An exact reproduction of the data below is expected, free of images.

**** PROVIDED RECORDS

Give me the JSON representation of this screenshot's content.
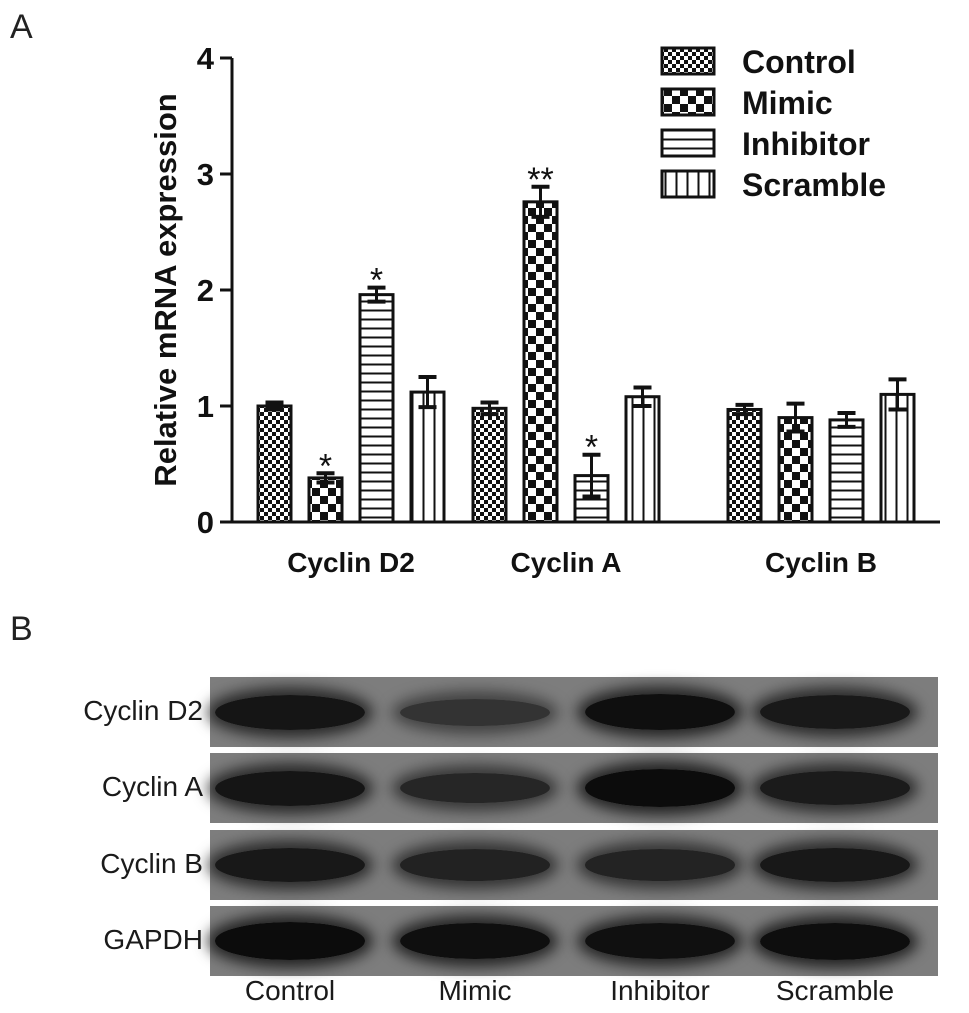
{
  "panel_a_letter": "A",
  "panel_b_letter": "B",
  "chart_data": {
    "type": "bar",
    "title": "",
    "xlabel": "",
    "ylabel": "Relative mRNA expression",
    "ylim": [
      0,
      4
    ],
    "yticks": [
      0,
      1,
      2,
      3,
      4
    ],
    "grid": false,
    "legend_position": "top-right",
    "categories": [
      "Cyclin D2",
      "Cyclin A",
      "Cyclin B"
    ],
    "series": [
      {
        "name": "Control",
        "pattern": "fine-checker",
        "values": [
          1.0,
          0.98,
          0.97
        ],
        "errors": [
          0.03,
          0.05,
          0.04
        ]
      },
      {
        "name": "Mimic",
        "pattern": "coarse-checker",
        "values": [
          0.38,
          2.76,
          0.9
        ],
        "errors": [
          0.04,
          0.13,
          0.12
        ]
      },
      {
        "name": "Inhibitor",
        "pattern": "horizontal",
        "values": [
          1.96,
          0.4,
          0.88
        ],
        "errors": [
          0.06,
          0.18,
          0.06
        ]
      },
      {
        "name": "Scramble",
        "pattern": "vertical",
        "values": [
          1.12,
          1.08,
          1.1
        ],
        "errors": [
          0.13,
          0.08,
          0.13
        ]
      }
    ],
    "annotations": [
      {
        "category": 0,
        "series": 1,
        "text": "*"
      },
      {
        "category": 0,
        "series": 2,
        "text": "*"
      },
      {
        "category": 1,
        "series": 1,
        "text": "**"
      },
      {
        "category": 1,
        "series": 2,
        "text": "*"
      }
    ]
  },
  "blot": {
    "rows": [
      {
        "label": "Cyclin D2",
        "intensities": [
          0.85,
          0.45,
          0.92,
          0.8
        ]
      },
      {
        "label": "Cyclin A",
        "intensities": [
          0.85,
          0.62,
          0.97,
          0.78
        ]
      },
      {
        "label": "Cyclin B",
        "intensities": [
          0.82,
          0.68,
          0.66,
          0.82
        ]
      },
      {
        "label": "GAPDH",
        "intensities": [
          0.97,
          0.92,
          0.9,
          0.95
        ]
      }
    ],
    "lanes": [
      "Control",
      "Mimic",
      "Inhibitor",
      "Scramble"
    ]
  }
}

********

* [EXERCISE SOLUTION]:
Give me the JSON representation of this screenshot's content.
{
  "panel_a_letter": "A",
  "panel_b_letter": "B",
  "chart_data": {
    "type": "bar",
    "title": "",
    "xlabel": "",
    "ylabel": "Relative mRNA expression",
    "ylim": [
      0,
      4
    ],
    "yticks": [
      0,
      1,
      2,
      3,
      4
    ],
    "grid": false,
    "legend_position": "top-right",
    "categories": [
      "Cyclin D2",
      "Cyclin A",
      "Cyclin B"
    ],
    "series": [
      {
        "name": "Control",
        "pattern": "fine-checker",
        "values": [
          1.0,
          0.98,
          0.97
        ],
        "errors": [
          0.03,
          0.05,
          0.04
        ]
      },
      {
        "name": "Mimic",
        "pattern": "coarse-checker",
        "values": [
          0.38,
          2.76,
          0.9
        ],
        "errors": [
          0.04,
          0.13,
          0.12
        ]
      },
      {
        "name": "Inhibitor",
        "pattern": "horizontal",
        "values": [
          1.96,
          0.4,
          0.88
        ],
        "errors": [
          0.06,
          0.18,
          0.06
        ]
      },
      {
        "name": "Scramble",
        "pattern": "vertical",
        "values": [
          1.12,
          1.08,
          1.1
        ],
        "errors": [
          0.13,
          0.08,
          0.13
        ]
      }
    ],
    "annotations": [
      {
        "category": 0,
        "series": 1,
        "text": "*"
      },
      {
        "category": 0,
        "series": 2,
        "text": "*"
      },
      {
        "category": 1,
        "series": 1,
        "text": "**"
      },
      {
        "category": 1,
        "series": 2,
        "text": "*"
      }
    ]
  },
  "blot": {
    "rows": [
      {
        "label": "Cyclin D2",
        "intensities": [
          0.85,
          0.45,
          0.92,
          0.8
        ]
      },
      {
        "label": "Cyclin A",
        "intensities": [
          0.85,
          0.62,
          0.97,
          0.78
        ]
      },
      {
        "label": "Cyclin B",
        "intensities": [
          0.82,
          0.68,
          0.66,
          0.82
        ]
      },
      {
        "label": "GAPDH",
        "intensities": [
          0.97,
          0.92,
          0.9,
          0.95
        ]
      }
    ],
    "lanes": [
      "Control",
      "Mimic",
      "Inhibitor",
      "Scramble"
    ]
  }
}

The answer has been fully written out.